Excerpts from a figure dataset
--------------------
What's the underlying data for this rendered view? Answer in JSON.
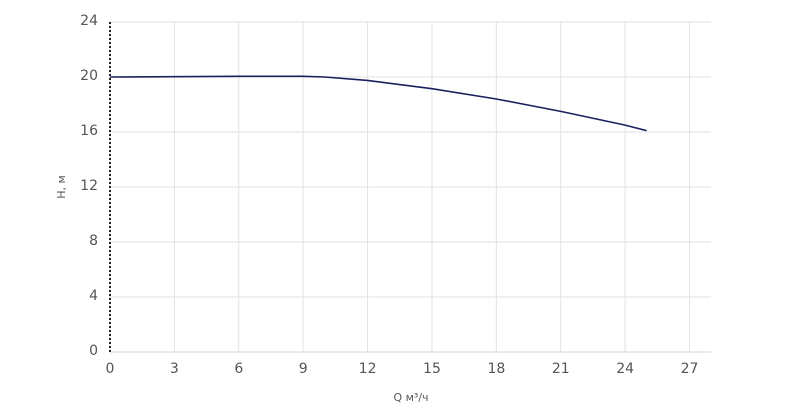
{
  "chart_data": {
    "type": "line",
    "xlabel": "Q м³/ч",
    "ylabel": "H, м",
    "x": [
      0,
      3,
      6,
      9,
      10,
      12,
      15,
      18,
      21,
      24,
      25
    ],
    "series": [
      {
        "color": "#1b205e",
        "values": [
          20,
          20.02,
          20.05,
          20.05,
          20.0,
          19.75,
          19.15,
          18.4,
          17.5,
          16.5,
          16.1
        ]
      }
    ],
    "xlim": [
      0,
      28
    ],
    "xticks": [
      0,
      3,
      6,
      9,
      12,
      15,
      18,
      21,
      24,
      27
    ],
    "ylim": [
      0,
      24
    ],
    "yticks": [
      0,
      4,
      8,
      12,
      16,
      20,
      24
    ],
    "grid": true
  }
}
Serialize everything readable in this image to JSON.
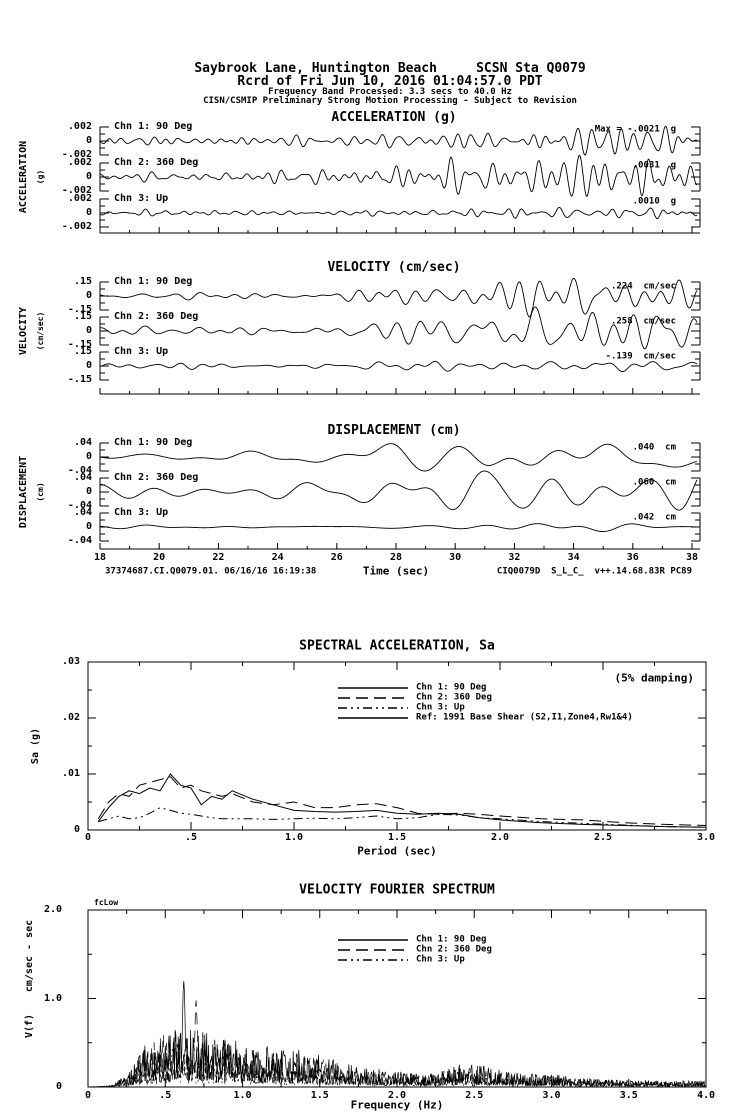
{
  "header": {
    "station_line": "Saybrook Lane, Huntington Beach     SCSN Sta Q0079",
    "record_line": "Rcrd of Fri Jun 10, 2016 01:04:57.0 PDT",
    "band_line": "Frequency Band Processed: 3.3 secs to 40.0 Hz",
    "notice_line": "CISN/CSMIP Preliminary Strong Motion Processing - Subject to Revision"
  },
  "footer": {
    "left": "37374687.CI.Q0079.01. 06/16/16 16:19:38",
    "right": "CIQ0079D  S_L_C_  v++.14.68.83R PC89"
  },
  "colors": {
    "ink": "#000000",
    "paper": "#ffffff"
  },
  "chart_data": [
    {
      "id": "acceleration",
      "type": "line",
      "title": "ACCELERATION (g)",
      "ylabel": "ACCELERATION",
      "ylabel_units": "(g)",
      "units": "g",
      "x_range_sec": [
        18,
        38
      ],
      "strip_ylim": 0.002,
      "y_tick_labels": [
        ".002",
        "0",
        "-.002"
      ],
      "freq_band_hz": [
        1.2,
        3.2
      ],
      "channels": [
        {
          "label": "Chn 1: 90 Deg",
          "max_label": "Max = -.0021  g",
          "max_value": -0.0021,
          "seed": 11,
          "envelope": [
            [
              18,
              0.0006
            ],
            [
              26,
              0.0007
            ],
            [
              28,
              0.0012
            ],
            [
              31,
              0.0017
            ],
            [
              34,
              0.0021
            ],
            [
              38,
              0.0018
            ]
          ],
          "plot_peak": 0.0021
        },
        {
          "label": "Chn 2: 360 Deg",
          "max_label": ".0031  g",
          "max_value": 0.0031,
          "seed": 22,
          "envelope": [
            [
              18,
              0.0006
            ],
            [
              26,
              0.00065
            ],
            [
              28,
              0.0013
            ],
            [
              31,
              0.002
            ],
            [
              35,
              0.0031
            ],
            [
              38,
              0.0024
            ]
          ],
          "plot_peak": 0.0031
        },
        {
          "label": "Chn 3: Up",
          "max_label": ".0010  g",
          "max_value": 0.001,
          "seed": 33,
          "envelope": [
            [
              18,
              0.0005
            ],
            [
              26,
              0.0005
            ],
            [
              30,
              0.0006
            ],
            [
              34,
              0.0008
            ],
            [
              38,
              0.0007
            ]
          ],
          "plot_peak": 0.0008
        }
      ]
    },
    {
      "id": "velocity",
      "type": "line",
      "title": "VELOCITY (cm/sec)",
      "ylabel": "VELOCITY",
      "ylabel_units": "(cm/sec)",
      "units": "cm/sec",
      "x_range_sec": [
        18,
        38
      ],
      "strip_ylim": 0.15,
      "y_tick_labels": [
        ".15",
        "0",
        "-.15"
      ],
      "freq_band_hz": [
        0.5,
        1.7
      ],
      "channels": [
        {
          "label": "Chn 1: 90 Deg",
          "max_label": ".224  cm/sec",
          "max_value": 0.224,
          "seed": 44,
          "envelope": [
            [
              18,
              0.03
            ],
            [
              26,
              0.04
            ],
            [
              28,
              0.08
            ],
            [
              31,
              0.14
            ],
            [
              34,
              0.224
            ],
            [
              36,
              0.18
            ],
            [
              38,
              0.16
            ]
          ],
          "plot_peak": 0.224
        },
        {
          "label": "Chn 2: 360 Deg",
          "max_label": ".258  cm/sec",
          "max_value": 0.258,
          "seed": 55,
          "envelope": [
            [
              18,
              0.035
            ],
            [
              26,
              0.05
            ],
            [
              28,
              0.09
            ],
            [
              31,
              0.15
            ],
            [
              34,
              0.2
            ],
            [
              36.5,
              0.258
            ],
            [
              38,
              0.2
            ]
          ],
          "plot_peak": 0.258
        },
        {
          "label": "Chn 3: Up",
          "max_label": "-.139  cm/sec",
          "max_value": -0.139,
          "seed": 66,
          "envelope": [
            [
              18,
              0.025
            ],
            [
              26,
              0.03
            ],
            [
              29,
              0.05
            ],
            [
              33,
              0.06
            ],
            [
              38,
              0.045
            ]
          ],
          "plot_peak": 0.06
        }
      ]
    },
    {
      "id": "displacement",
      "type": "line",
      "title": "DISPLACEMENT (cm)",
      "ylabel": "DISPLACEMENT",
      "ylabel_units": "(cm)",
      "units": "cm",
      "xlabel": "Time (sec)",
      "x_range_sec": [
        18,
        38
      ],
      "x_ticks": [
        18,
        20,
        22,
        24,
        26,
        28,
        30,
        32,
        34,
        36,
        38
      ],
      "x_tick_labels": [
        "18",
        "20",
        "22",
        "24",
        "26",
        "28",
        "30",
        "32",
        "34",
        "36",
        "38"
      ],
      "strip_ylim": 0.04,
      "y_tick_labels": [
        ".04",
        "0",
        "-.04"
      ],
      "freq_band_hz": [
        0.15,
        0.75
      ],
      "channels": [
        {
          "label": "Chn 1: 90 Deg",
          "max_label": ".040  cm",
          "max_value": 0.04,
          "seed": 77,
          "envelope": [
            [
              18,
              0.009
            ],
            [
              26,
              0.015
            ],
            [
              28,
              0.035
            ],
            [
              31,
              0.04
            ],
            [
              34,
              0.025
            ],
            [
              38,
              0.03
            ]
          ],
          "plot_peak": 0.04
        },
        {
          "label": "Chn 2: 360 Deg",
          "max_label": ".060  cm",
          "max_value": 0.06,
          "seed": 88,
          "envelope": [
            [
              18,
              0.012
            ],
            [
              26,
              0.02
            ],
            [
              29,
              0.03
            ],
            [
              32,
              0.04
            ],
            [
              35.5,
              0.06
            ],
            [
              38,
              0.045
            ]
          ],
          "plot_peak": 0.06
        },
        {
          "label": "Chn 3: Up",
          "max_label": ".042  cm",
          "max_value": 0.042,
          "seed": 99,
          "envelope": [
            [
              18,
              0.006
            ],
            [
              25,
              0.008
            ],
            [
              28,
              0.01
            ],
            [
              31,
              0.012
            ],
            [
              34,
              0.013
            ],
            [
              38,
              0.01
            ]
          ],
          "plot_peak": 0.013
        }
      ]
    },
    {
      "id": "spectral-acceleration",
      "type": "line",
      "title": "SPECTRAL ACCELERATION, Sa",
      "annotation": "(5% damping)",
      "damping_pct": 5,
      "ylabel": "Sa (g)",
      "xlabel": "Period (sec)",
      "xlim": [
        0,
        3
      ],
      "ylim": [
        0,
        0.03
      ],
      "x_ticks": [
        0,
        0.5,
        1.0,
        1.5,
        2.0,
        2.5,
        3.0
      ],
      "x_tick_labels": [
        "0",
        ".5",
        "1.0",
        "1.5",
        "2.0",
        "2.5",
        "3.0"
      ],
      "y_ticks": [
        0,
        0.01,
        0.02,
        0.03
      ],
      "y_tick_labels": [
        "0",
        ".01",
        ".02",
        ".03"
      ],
      "legend": [
        {
          "label": "Chn 1: 90 Deg",
          "dash": "solid"
        },
        {
          "label": "Chn 2: 360 Deg",
          "dash": "long-dash"
        },
        {
          "label": "Chn 3: Up",
          "dash": "dash-dot-dot"
        },
        {
          "label": "Ref: 1991 Base Shear (S2,I1,Zone4,Rw1&4)",
          "dash": "solid"
        }
      ],
      "series": [
        {
          "name": "Chn 1: 90 Deg",
          "dash": "solid",
          "x": [
            0.05,
            0.1,
            0.15,
            0.2,
            0.25,
            0.3,
            0.35,
            0.4,
            0.45,
            0.5,
            0.55,
            0.6,
            0.65,
            0.7,
            0.8,
            0.9,
            1.0,
            1.1,
            1.2,
            1.3,
            1.4,
            1.5,
            1.6,
            1.7,
            1.8,
            1.9,
            2.0,
            2.2,
            2.4,
            2.6,
            2.8,
            3.0
          ],
          "y": [
            0.0015,
            0.004,
            0.006,
            0.007,
            0.0065,
            0.0075,
            0.007,
            0.01,
            0.008,
            0.0075,
            0.0045,
            0.006,
            0.0055,
            0.007,
            0.0055,
            0.0045,
            0.0035,
            0.0033,
            0.0032,
            0.0033,
            0.0035,
            0.003,
            0.0028,
            0.003,
            0.0028,
            0.0022,
            0.0018,
            0.0013,
            0.001,
            0.0008,
            0.0006,
            0.0005
          ]
        },
        {
          "name": "Chn 2: 360 Deg",
          "dash": "long-dash",
          "x": [
            0.05,
            0.1,
            0.15,
            0.2,
            0.25,
            0.3,
            0.35,
            0.4,
            0.45,
            0.5,
            0.55,
            0.6,
            0.65,
            0.7,
            0.8,
            0.9,
            1.0,
            1.1,
            1.2,
            1.3,
            1.4,
            1.5,
            1.6,
            1.7,
            1.8,
            1.9,
            2.0,
            2.2,
            2.4,
            2.6,
            2.8,
            3.0
          ],
          "y": [
            0.002,
            0.005,
            0.0065,
            0.006,
            0.008,
            0.0085,
            0.009,
            0.0095,
            0.0075,
            0.008,
            0.007,
            0.0065,
            0.006,
            0.0065,
            0.005,
            0.0045,
            0.005,
            0.004,
            0.004,
            0.0045,
            0.0047,
            0.004,
            0.003,
            0.0028,
            0.003,
            0.0028,
            0.0025,
            0.002,
            0.0018,
            0.0013,
            0.001,
            0.0008
          ]
        },
        {
          "name": "Chn 3: Up",
          "dash": "dash-dot-dot",
          "x": [
            0.05,
            0.1,
            0.15,
            0.2,
            0.25,
            0.3,
            0.35,
            0.4,
            0.45,
            0.5,
            0.55,
            0.6,
            0.65,
            0.7,
            0.8,
            0.9,
            1.0,
            1.1,
            1.2,
            1.3,
            1.4,
            1.5,
            1.6,
            1.7,
            1.8,
            1.9,
            2.0,
            2.2,
            2.4,
            2.6,
            2.8,
            3.0
          ],
          "y": [
            0.0015,
            0.002,
            0.0025,
            0.002,
            0.0022,
            0.003,
            0.004,
            0.0035,
            0.003,
            0.0028,
            0.0025,
            0.0022,
            0.002,
            0.002,
            0.002,
            0.0019,
            0.002,
            0.0021,
            0.002,
            0.0022,
            0.0025,
            0.002,
            0.0022,
            0.0028,
            0.0027,
            0.0022,
            0.002,
            0.0015,
            0.0012,
            0.0009,
            0.0006,
            0.0005
          ]
        },
        {
          "name": "Ref: 1991 Base Shear (S2,I1,Zone4,Rw1&4)",
          "dash": "solid",
          "x": [],
          "y": []
        }
      ]
    },
    {
      "id": "velocity-fourier-spectrum",
      "type": "line",
      "title": "VELOCITY FOURIER SPECTRUM",
      "corner_marker": "fcLow",
      "ylabel": "V(f)",
      "ylabel_units": "cm/sec - sec",
      "xlabel": "Frequency (Hz)",
      "xlim": [
        0,
        4
      ],
      "ylim": [
        0,
        2.0
      ],
      "x_ticks": [
        0,
        0.5,
        1.0,
        1.5,
        2.0,
        2.5,
        3.0,
        3.5,
        4.0
      ],
      "x_tick_labels": [
        "0",
        ".5",
        "1.0",
        "1.5",
        "2.0",
        "2.5",
        "3.0",
        "3.5",
        "4.0"
      ],
      "y_ticks": [
        0,
        1.0,
        2.0
      ],
      "y_tick_labels": [
        "0",
        "1.0",
        "2.0"
      ],
      "legend": [
        {
          "label": "Chn 1: 90 Deg",
          "dash": "solid"
        },
        {
          "label": "Chn 2: 360 Deg",
          "dash": "long-dash"
        },
        {
          "label": "Chn 3: Up",
          "dash": "dash-dot-dot"
        }
      ],
      "envelope": [
        [
          0,
          0
        ],
        [
          0.15,
          0.02
        ],
        [
          0.25,
          0.15
        ],
        [
          0.35,
          0.45
        ],
        [
          0.45,
          0.6
        ],
        [
          0.55,
          0.65
        ],
        [
          0.65,
          0.7
        ],
        [
          0.75,
          0.65
        ],
        [
          0.9,
          0.55
        ],
        [
          1.0,
          0.5
        ],
        [
          1.2,
          0.45
        ],
        [
          1.4,
          0.42
        ],
        [
          1.6,
          0.3
        ],
        [
          1.8,
          0.22
        ],
        [
          2.0,
          0.18
        ],
        [
          2.2,
          0.15
        ],
        [
          2.45,
          0.28
        ],
        [
          2.6,
          0.22
        ],
        [
          2.8,
          0.15
        ],
        [
          3.0,
          0.15
        ],
        [
          3.2,
          0.1
        ],
        [
          3.5,
          0.08
        ],
        [
          3.8,
          0.07
        ],
        [
          4.0,
          0.08
        ]
      ],
      "channels": [
        {
          "label": "Chn 1: 90 Deg",
          "dash": "solid",
          "seed": 71,
          "peak_hz": 0.62,
          "peak_value": 1.22,
          "scale": 1.0
        },
        {
          "label": "Chn 2: 360 Deg",
          "dash": "long-dash",
          "seed": 72,
          "peak_hz": 0.7,
          "peak_value": 1.0,
          "scale": 0.95
        },
        {
          "label": "Chn 3: Up",
          "dash": "dash-dot-dot",
          "seed": 73,
          "peak_hz": 0.55,
          "peak_value": 0.5,
          "scale": 0.55
        }
      ]
    }
  ]
}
--------------------
#### [TASK]
Read the data above. Pull out each line in which the string "name" appears.

#### [RESPONSE FOR THIS EXERCISE]
          "name": "Chn 1: 90 Deg",
          "name": "Chn 2: 360 Deg",
          "name": "Chn 3: Up",
          "name": "Ref: 1991 Base Shear (S2,I1,Zone4,Rw1&4)",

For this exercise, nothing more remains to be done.